GIVEN REQUEST: Print everything from the line containing "watermark: L LinuxHelp [1024, 624, 1190, 660]" down to the line containing "col-device[interactable]: Device [189, 238, 289, 281]", reproducing each line exactly.

EXERCISE MATERIAL:
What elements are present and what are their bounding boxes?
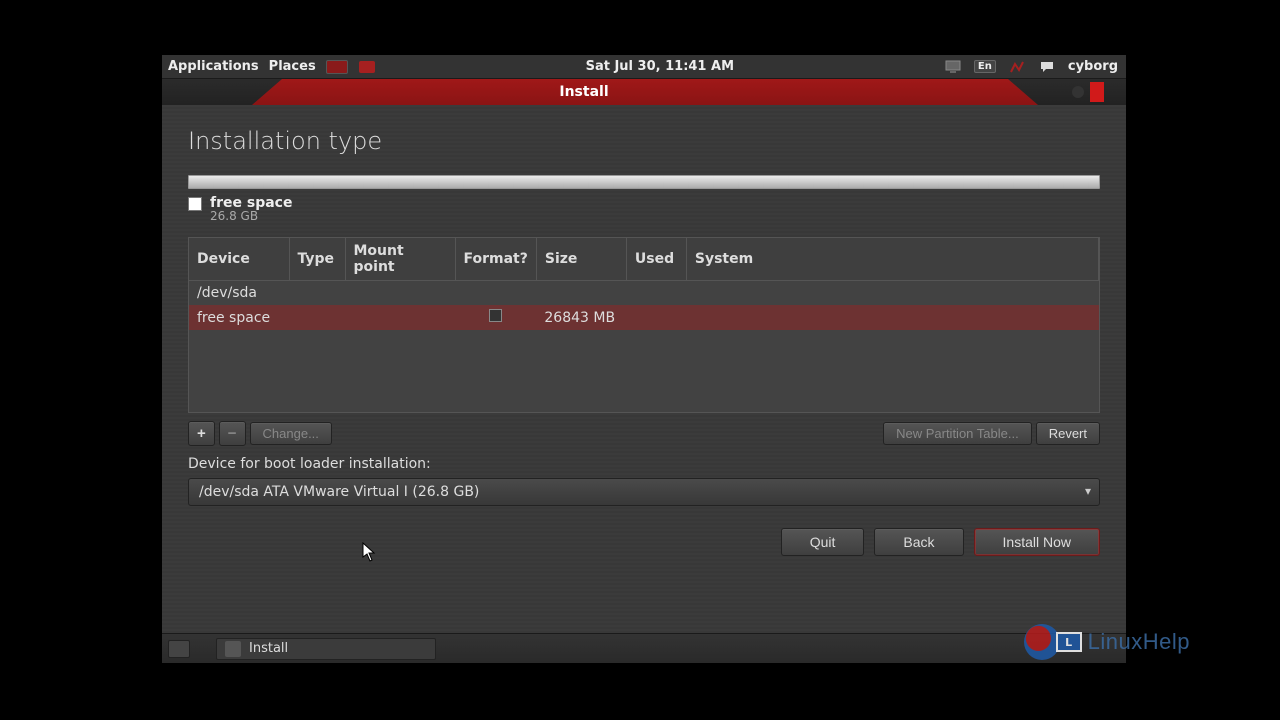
watermark: L LinuxHelp [1024, 624, 1190, 660]
col-mount[interactable]: Mount point [345, 238, 455, 281]
col-used[interactable]: Used [626, 238, 686, 281]
cell [686, 305, 1098, 330]
cell [626, 305, 686, 330]
top-panel: Applications Places Sat Jul 30, 11:41 AM… [162, 55, 1126, 79]
remove-partition-button[interactable]: − [219, 421, 246, 446]
legend-swatch [188, 197, 202, 211]
revert-button[interactable]: Revert [1036, 422, 1100, 445]
places-menu[interactable]: Places [269, 59, 316, 74]
boot-device-dropdown[interactable]: /dev/sda ATA VMware Virtual I (26.8 GB) [188, 478, 1100, 506]
col-size[interactable]: Size [536, 238, 626, 281]
partition-actions: + − Change... New Partition Table... Rev… [188, 421, 1100, 446]
install-now-button[interactable]: Install Now [974, 528, 1100, 556]
wizard-buttons: Quit Back Install Now [188, 528, 1100, 556]
input-method-badge[interactable]: En [974, 60, 996, 73]
cell [345, 281, 455, 306]
cell [686, 281, 1098, 306]
chat-icon[interactable] [1038, 59, 1056, 75]
install-task-icon [225, 641, 241, 657]
monitor-icon[interactable] [326, 60, 348, 74]
cell [455, 305, 536, 330]
cell [289, 305, 345, 330]
cell [345, 305, 455, 330]
cell [455, 281, 536, 306]
clock[interactable]: Sat Jul 30, 11:41 AM [376, 59, 944, 74]
cell [536, 281, 626, 306]
page-title: Installation type [188, 127, 1100, 155]
window-title: Install [559, 84, 608, 100]
cell: 26843 MB [536, 305, 626, 330]
user-name[interactable]: cyborg [1068, 59, 1118, 74]
col-system[interactable]: System [686, 238, 1098, 281]
cell [289, 281, 345, 306]
cell [626, 281, 686, 306]
col-format[interactable]: Format? [455, 238, 536, 281]
applications-menu[interactable]: Applications [168, 59, 259, 74]
col-type[interactable]: Type [289, 238, 345, 281]
col-device[interactable]: Device [189, 238, 289, 281]
quit-button[interactable]: Quit [781, 528, 865, 556]
watermark-logo-icon [1024, 624, 1060, 660]
legend-size: 26.8 GB [210, 209, 292, 223]
disk-legend: free space 26.8 GB [188, 195, 1100, 223]
taskbar: Install [162, 633, 1126, 663]
display-icon[interactable] [944, 59, 962, 75]
cell: free space [189, 305, 289, 330]
boot-loader-label: Device for boot loader installation: [188, 456, 1100, 472]
cell: /dev/sda [189, 281, 289, 306]
show-desktop-icon[interactable] [168, 640, 190, 658]
task-label: Install [249, 641, 288, 656]
table-row[interactable]: /dev/sda [189, 281, 1099, 306]
network-icon[interactable] [1008, 59, 1026, 75]
back-button[interactable]: Back [874, 528, 963, 556]
window-body: Installation type free space 26.8 GB Dev… [162, 105, 1126, 633]
watermark-box-icon: L [1056, 632, 1082, 652]
close-icon[interactable] [1090, 82, 1104, 102]
window-control-dot[interactable] [1072, 86, 1084, 98]
format-checkbox[interactable] [489, 309, 502, 322]
disk-usage-bar [188, 175, 1100, 189]
app-launcher-icon[interactable] [358, 59, 376, 75]
watermark-text: LinuxHelp [1088, 629, 1190, 655]
table-row[interactable]: free space 26843 MB [189, 305, 1099, 330]
taskbar-item-install[interactable]: Install [216, 638, 436, 660]
change-partition-button[interactable]: Change... [250, 422, 332, 445]
add-partition-button[interactable]: + [188, 421, 215, 446]
new-partition-table-button[interactable]: New Partition Table... [883, 422, 1032, 445]
partition-table[interactable]: Device Type Mount point Format? Size Use… [188, 237, 1100, 413]
window-titlebar[interactable]: Install [162, 79, 1126, 105]
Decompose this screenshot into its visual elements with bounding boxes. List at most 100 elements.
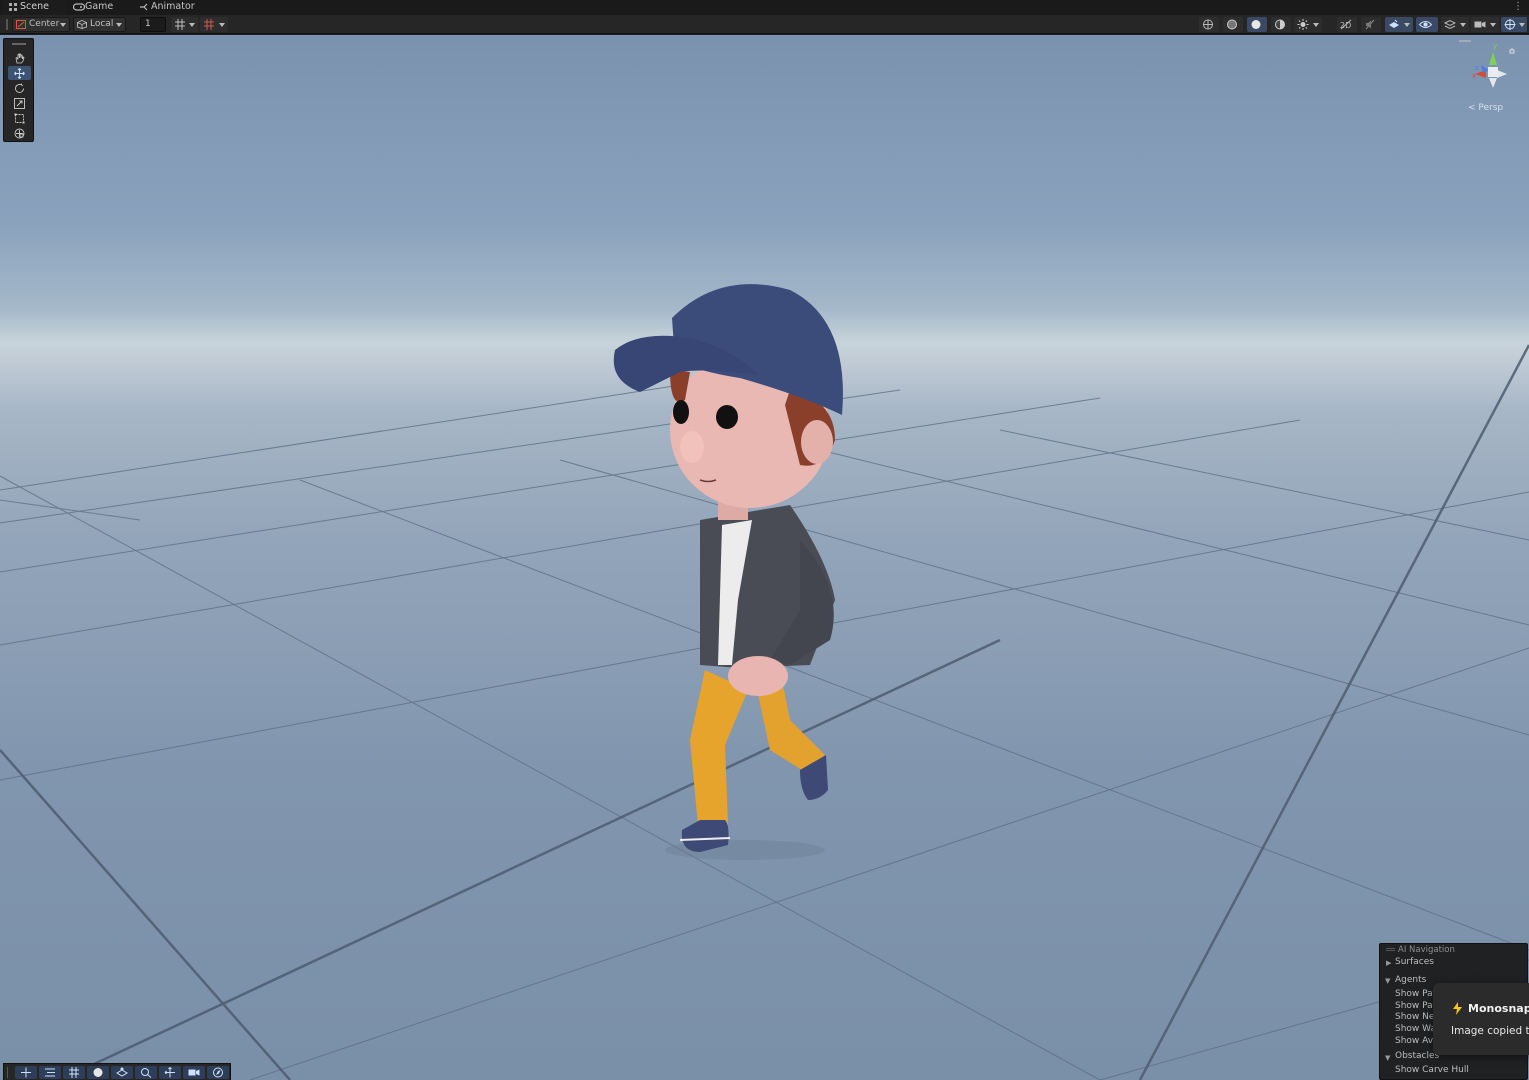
camera-overlay-button[interactable] <box>183 1066 205 1079</box>
tab-label: Scene <box>20 1 49 12</box>
sphere-icon <box>93 1068 103 1077</box>
bottom-overlay-toolbar <box>3 1063 231 1080</box>
transform-icon <box>14 128 25 139</box>
pivot-center-icon <box>16 20 26 29</box>
rect-transform-icon <box>14 113 25 124</box>
2d-icon: 2D <box>1340 19 1352 30</box>
pan-overlay-button[interactable] <box>159 1066 181 1079</box>
overlay-grip[interactable] <box>7 1067 9 1078</box>
gizmo-icon <box>1504 19 1516 30</box>
axis-gizmo-icon: y x z <box>1459 40 1515 88</box>
notification-app-name: Monosnap <box>1468 1002 1529 1015</box>
cube-icon <box>77 20 87 29</box>
sphere-overlay-button[interactable] <box>87 1066 109 1079</box>
scene-viewport[interactable] <box>0 35 1529 1080</box>
hierarchy-overlay-button[interactable] <box>39 1066 61 1079</box>
tab-game[interactable]: Game <box>67 0 133 15</box>
grid-snap-input[interactable]: 1 <box>140 17 166 32</box>
camera-icon <box>1474 21 1486 28</box>
unlit-button[interactable] <box>1271 17 1291 32</box>
pivot-mode-label: Center <box>29 19 60 29</box>
scale-tool-button[interactable] <box>8 96 31 110</box>
agent-option[interactable]: Show Pat <box>1395 989 1436 999</box>
projection-toggle[interactable]: < Persp <box>1468 103 1503 113</box>
visibility-toggle-button[interactable] <box>1416 17 1438 32</box>
pivot-mode-dropdown[interactable]: Center <box>12 17 70 32</box>
animator-icon <box>140 3 148 11</box>
draw-mode-button[interactable] <box>1199 17 1219 32</box>
chevron-down-icon <box>219 23 225 27</box>
increment-snap-button[interactable] <box>200 17 228 32</box>
pivot-rotation-label: Local <box>90 19 114 29</box>
character-model[interactable] <box>613 284 843 860</box>
grid-icon <box>69 1067 79 1078</box>
surfaces-foldout[interactable]: Surfaces <box>1395 957 1434 967</box>
obstacle-option[interactable]: Show Carve Hull <box>1395 1065 1469 1075</box>
overlay-grip[interactable] <box>1386 948 1395 951</box>
agent-option[interactable]: Show Pat <box>1395 1001 1436 1011</box>
rotate-icon <box>15 83 24 93</box>
tab-label: Game <box>85 1 114 12</box>
lighting-dropdown[interactable] <box>1294 17 1322 32</box>
gizmo-y-label: y <box>1493 42 1497 50</box>
compass-icon <box>213 1067 223 1078</box>
move-tool-button[interactable] <box>8 66 31 80</box>
grid-icon <box>9 3 17 11</box>
search-overlay-button[interactable] <box>135 1066 157 1079</box>
agent-option[interactable]: Show Wa <box>1395 1024 1436 1034</box>
pivot-rotation-dropdown[interactable]: Local <box>73 17 126 32</box>
navmesh-icon <box>116 1067 128 1077</box>
eye-icon <box>1419 21 1432 28</box>
move-icon <box>14 68 25 79</box>
tab-animator[interactable]: Animator <box>133 0 203 15</box>
chevron-down-icon <box>60 23 66 27</box>
layers-icon <box>1444 19 1456 30</box>
expand-right-icon[interactable]: ▶ <box>1386 959 1391 967</box>
overlay-grip[interactable] <box>12 43 26 45</box>
lightning-icon <box>1453 1002 1462 1015</box>
expand-down-icon[interactable]: ▼ <box>1385 1054 1390 1062</box>
navmesh-overlay-button[interactable] <box>111 1066 133 1079</box>
more-options-icon[interactable]: ⋮ <box>1513 1 1523 12</box>
compass-overlay-button[interactable] <box>207 1066 229 1079</box>
monosnap-notification[interactable]: Monosnap Image copied to <box>1433 983 1529 1055</box>
rect-tool-button[interactable] <box>8 111 31 125</box>
pan-icon <box>164 1067 175 1078</box>
transform-tool-button[interactable] <box>8 126 31 140</box>
hand-icon <box>15 53 25 64</box>
sun-icon <box>1297 19 1309 30</box>
layers-effect-icon <box>1389 19 1399 28</box>
chevron-down-icon <box>116 23 122 27</box>
effects-dropdown[interactable] <box>1385 17 1413 32</box>
sphere-unlit-icon <box>1275 19 1285 30</box>
tab-scene[interactable]: Scene <box>2 0 66 15</box>
2d-toggle-button[interactable]: 2D <box>1337 17 1357 32</box>
gizmos-dropdown[interactable] <box>1501 17 1527 32</box>
tab-label: Animator <box>151 1 195 12</box>
chevron-down-icon <box>189 23 195 27</box>
tools-overlay <box>3 38 34 142</box>
agent-option[interactable]: Show Ne <box>1395 1012 1434 1022</box>
ground-grid <box>0 284 1529 1080</box>
camera-icon <box>188 1069 200 1076</box>
shaded-wireframe-button[interactable] <box>1223 17 1243 32</box>
shaded-button[interactable] <box>1247 17 1267 32</box>
scene-visibility-dropdown[interactable] <box>1441 17 1469 32</box>
grid-overlay-button[interactable] <box>63 1066 85 1079</box>
move-icon <box>21 1067 31 1078</box>
move-overlay-button[interactable] <box>15 1066 37 1079</box>
expand-down-icon[interactable]: ▼ <box>1385 977 1390 985</box>
agents-foldout[interactable]: Agents <box>1395 975 1426 985</box>
mute-icon <box>1365 19 1375 30</box>
ai-navigation-title: AI Navigation <box>1398 945 1455 955</box>
hand-tool-button[interactable] <box>8 51 31 65</box>
obstacles-foldout[interactable]: Obstacles <box>1395 1051 1439 1061</box>
sphere-shaded-icon <box>1251 20 1261 29</box>
chevron-down-icon <box>1519 23 1525 27</box>
camera-dropdown[interactable] <box>1471 17 1499 32</box>
scale-icon <box>14 98 25 109</box>
audio-toggle-button[interactable] <box>1361 17 1381 32</box>
grid-snap-button[interactable] <box>171 17 198 32</box>
rotate-tool-button[interactable] <box>8 81 31 95</box>
toolbar-grip <box>6 19 8 30</box>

ANSWER TO THIS EXERCISE:
watermark: L LinuxHelp [1024, 624, 1190, 660]
col-mount[interactable]: Mount point [345, 238, 455, 281]
col-used[interactable]: Used [626, 238, 686, 281]
cell [686, 305, 1098, 330]
cell [626, 305, 686, 330]
top-panel: Applications Places Sat Jul 30, 11:41 AM… [162, 55, 1126, 79]
remove-partition-button[interactable]: − [219, 421, 246, 446]
legend-swatch [188, 197, 202, 211]
revert-button[interactable]: Revert [1036, 422, 1100, 445]
places-menu[interactable]: Places [269, 59, 316, 74]
boot-device-dropdown[interactable]: /dev/sda ATA VMware Virtual I (26.8 GB) [188, 478, 1100, 506]
col-size[interactable]: Size [536, 238, 626, 281]
partition-actions: + − Change... New Partition Table... Rev… [188, 421, 1100, 446]
install-now-button[interactable]: Install Now [974, 528, 1100, 556]
wizard-buttons: Quit Back Install Now [188, 528, 1100, 556]
input-method-badge[interactable]: En [974, 60, 996, 73]
cell [345, 281, 455, 306]
cell [686, 281, 1098, 306]
chat-icon[interactable] [1038, 59, 1056, 75]
install-task-icon [225, 641, 241, 657]
monitor-icon[interactable] [326, 60, 348, 74]
cell [455, 305, 536, 330]
cell [289, 305, 345, 330]
cell [345, 305, 455, 330]
cell [455, 281, 536, 306]
clock[interactable]: Sat Jul 30, 11:41 AM [376, 59, 944, 74]
cell [536, 281, 626, 306]
page-title: Installation type [188, 127, 1100, 155]
window-title: Install [559, 84, 608, 100]
cell: 26843 MB [536, 305, 626, 330]
user-name[interactable]: cyborg [1068, 59, 1118, 74]
col-system[interactable]: System [686, 238, 1098, 281]
cell [289, 281, 345, 306]
cell [626, 281, 686, 306]
col-format[interactable]: Format? [455, 238, 536, 281]
applications-menu[interactable]: Applications [168, 59, 259, 74]
col-type[interactable]: Type [289, 238, 345, 281]
col-device[interactable]: Device [189, 238, 289, 281]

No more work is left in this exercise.